**Information given:**
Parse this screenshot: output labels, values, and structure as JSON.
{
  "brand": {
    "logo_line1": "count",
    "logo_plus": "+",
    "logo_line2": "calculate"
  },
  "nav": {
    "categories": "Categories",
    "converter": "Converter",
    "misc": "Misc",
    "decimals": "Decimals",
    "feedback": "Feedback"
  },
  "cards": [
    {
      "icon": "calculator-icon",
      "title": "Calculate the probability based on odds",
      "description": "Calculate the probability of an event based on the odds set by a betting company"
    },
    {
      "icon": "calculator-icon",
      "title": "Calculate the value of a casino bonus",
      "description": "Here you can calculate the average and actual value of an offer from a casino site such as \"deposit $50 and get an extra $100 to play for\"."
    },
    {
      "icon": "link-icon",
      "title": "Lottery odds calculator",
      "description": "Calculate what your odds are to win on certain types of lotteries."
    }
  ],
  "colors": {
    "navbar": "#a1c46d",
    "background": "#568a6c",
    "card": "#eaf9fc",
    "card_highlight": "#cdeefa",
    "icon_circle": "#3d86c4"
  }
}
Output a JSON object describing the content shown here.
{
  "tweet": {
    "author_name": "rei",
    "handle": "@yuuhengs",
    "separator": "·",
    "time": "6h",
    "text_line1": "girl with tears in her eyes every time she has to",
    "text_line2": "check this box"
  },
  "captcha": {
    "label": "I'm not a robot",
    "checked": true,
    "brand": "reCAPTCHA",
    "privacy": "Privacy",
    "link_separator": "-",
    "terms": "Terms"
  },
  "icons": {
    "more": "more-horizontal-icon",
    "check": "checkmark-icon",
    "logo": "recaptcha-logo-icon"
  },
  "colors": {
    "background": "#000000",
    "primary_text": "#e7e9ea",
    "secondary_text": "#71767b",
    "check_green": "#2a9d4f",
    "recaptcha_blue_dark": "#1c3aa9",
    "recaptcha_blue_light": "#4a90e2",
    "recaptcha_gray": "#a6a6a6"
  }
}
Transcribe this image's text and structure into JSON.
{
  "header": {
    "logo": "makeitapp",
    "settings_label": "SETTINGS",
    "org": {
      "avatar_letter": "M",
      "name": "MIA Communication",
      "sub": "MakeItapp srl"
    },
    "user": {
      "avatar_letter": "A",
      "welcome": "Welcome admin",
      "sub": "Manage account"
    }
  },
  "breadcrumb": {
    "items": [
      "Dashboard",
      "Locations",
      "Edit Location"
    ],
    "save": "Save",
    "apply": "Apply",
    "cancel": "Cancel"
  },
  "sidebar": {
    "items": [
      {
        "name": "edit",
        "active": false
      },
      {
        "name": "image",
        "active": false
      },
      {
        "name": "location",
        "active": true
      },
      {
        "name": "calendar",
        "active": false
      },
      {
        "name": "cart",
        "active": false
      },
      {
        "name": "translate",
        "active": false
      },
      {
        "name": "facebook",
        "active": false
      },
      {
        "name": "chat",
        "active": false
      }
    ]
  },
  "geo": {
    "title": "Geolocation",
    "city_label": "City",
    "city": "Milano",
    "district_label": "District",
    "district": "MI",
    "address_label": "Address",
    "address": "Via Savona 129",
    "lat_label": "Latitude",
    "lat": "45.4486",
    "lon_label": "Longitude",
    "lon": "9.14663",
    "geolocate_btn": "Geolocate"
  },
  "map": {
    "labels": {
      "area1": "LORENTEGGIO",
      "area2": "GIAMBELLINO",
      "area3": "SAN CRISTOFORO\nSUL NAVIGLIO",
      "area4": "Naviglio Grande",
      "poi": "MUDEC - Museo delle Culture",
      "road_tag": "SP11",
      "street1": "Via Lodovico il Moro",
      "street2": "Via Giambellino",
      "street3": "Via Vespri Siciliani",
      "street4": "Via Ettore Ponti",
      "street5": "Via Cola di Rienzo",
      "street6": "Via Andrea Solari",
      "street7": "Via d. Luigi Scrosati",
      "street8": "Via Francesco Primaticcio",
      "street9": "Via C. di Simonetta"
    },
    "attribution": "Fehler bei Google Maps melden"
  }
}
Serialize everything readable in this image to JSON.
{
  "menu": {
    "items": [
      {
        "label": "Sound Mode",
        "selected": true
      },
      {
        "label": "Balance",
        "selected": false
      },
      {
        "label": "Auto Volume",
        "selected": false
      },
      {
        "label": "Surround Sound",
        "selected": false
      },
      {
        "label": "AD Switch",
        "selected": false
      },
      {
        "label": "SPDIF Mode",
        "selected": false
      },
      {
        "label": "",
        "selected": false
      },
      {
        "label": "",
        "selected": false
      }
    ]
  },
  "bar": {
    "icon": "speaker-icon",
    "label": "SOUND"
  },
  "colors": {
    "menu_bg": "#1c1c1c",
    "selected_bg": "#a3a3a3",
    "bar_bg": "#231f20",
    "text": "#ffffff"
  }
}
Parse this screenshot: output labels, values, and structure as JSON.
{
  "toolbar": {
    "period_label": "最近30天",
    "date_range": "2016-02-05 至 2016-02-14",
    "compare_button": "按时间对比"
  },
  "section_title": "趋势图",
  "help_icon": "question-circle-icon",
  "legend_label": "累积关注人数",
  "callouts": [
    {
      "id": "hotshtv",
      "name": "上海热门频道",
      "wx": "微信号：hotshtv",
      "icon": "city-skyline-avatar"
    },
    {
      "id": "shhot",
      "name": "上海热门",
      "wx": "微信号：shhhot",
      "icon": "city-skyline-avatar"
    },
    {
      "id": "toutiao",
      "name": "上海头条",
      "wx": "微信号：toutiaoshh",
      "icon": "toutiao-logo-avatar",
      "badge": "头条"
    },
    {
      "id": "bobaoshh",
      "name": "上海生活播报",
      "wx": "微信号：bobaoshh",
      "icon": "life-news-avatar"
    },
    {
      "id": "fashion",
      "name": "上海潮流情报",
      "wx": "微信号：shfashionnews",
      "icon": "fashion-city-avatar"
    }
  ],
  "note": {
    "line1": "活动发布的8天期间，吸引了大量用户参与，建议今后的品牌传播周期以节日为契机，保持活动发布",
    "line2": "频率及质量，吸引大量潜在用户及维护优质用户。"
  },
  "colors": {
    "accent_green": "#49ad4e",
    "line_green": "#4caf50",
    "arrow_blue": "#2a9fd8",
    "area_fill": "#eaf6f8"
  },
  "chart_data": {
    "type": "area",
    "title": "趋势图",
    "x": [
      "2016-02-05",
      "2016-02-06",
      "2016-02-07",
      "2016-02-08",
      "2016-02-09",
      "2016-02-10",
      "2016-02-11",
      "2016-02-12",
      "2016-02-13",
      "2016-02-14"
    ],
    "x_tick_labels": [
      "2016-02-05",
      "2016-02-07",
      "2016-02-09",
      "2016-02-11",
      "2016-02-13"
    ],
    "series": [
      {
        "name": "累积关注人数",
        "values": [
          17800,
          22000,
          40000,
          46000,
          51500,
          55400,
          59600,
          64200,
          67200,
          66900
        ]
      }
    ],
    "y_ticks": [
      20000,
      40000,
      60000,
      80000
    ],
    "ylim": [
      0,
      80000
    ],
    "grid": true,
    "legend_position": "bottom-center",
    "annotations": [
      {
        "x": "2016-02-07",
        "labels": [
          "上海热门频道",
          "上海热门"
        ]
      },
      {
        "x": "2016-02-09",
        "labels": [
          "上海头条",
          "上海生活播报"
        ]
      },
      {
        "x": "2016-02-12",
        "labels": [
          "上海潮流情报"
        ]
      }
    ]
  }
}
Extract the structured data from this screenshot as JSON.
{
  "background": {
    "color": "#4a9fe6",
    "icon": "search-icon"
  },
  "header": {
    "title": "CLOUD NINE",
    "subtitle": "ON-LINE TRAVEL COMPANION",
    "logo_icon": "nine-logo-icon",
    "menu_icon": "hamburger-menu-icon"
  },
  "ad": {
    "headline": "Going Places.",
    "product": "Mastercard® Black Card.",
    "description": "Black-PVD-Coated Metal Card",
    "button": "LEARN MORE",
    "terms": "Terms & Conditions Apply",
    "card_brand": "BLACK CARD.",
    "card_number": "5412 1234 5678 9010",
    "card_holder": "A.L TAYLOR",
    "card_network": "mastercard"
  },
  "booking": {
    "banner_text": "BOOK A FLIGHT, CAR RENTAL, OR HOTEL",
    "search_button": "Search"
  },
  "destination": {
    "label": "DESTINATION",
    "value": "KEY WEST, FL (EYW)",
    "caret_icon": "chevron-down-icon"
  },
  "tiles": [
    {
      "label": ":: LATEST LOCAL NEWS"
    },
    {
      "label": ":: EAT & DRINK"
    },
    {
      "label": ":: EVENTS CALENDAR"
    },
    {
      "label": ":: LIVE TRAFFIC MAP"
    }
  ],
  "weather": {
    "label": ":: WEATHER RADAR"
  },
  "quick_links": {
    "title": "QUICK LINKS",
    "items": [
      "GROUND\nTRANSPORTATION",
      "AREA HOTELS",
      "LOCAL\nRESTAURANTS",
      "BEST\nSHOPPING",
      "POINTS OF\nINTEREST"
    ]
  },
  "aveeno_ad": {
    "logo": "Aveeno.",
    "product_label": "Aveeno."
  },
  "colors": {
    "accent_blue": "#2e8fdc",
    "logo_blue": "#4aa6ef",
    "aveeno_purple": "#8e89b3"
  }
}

**Aim:**
In the entries above, identify every line with the word "JSON". Copy those lines.

**Output below:**
Parse this screenshot: output labels, values, and structure as JSON.
Output a JSON object describing the content shown here.
Transcribe this image's text and structure into JSON.
Serialize everything readable in this image to JSON.
Parse this screenshot: output labels, values, and structure as JSON.
Extract the structured data from this screenshot as JSON.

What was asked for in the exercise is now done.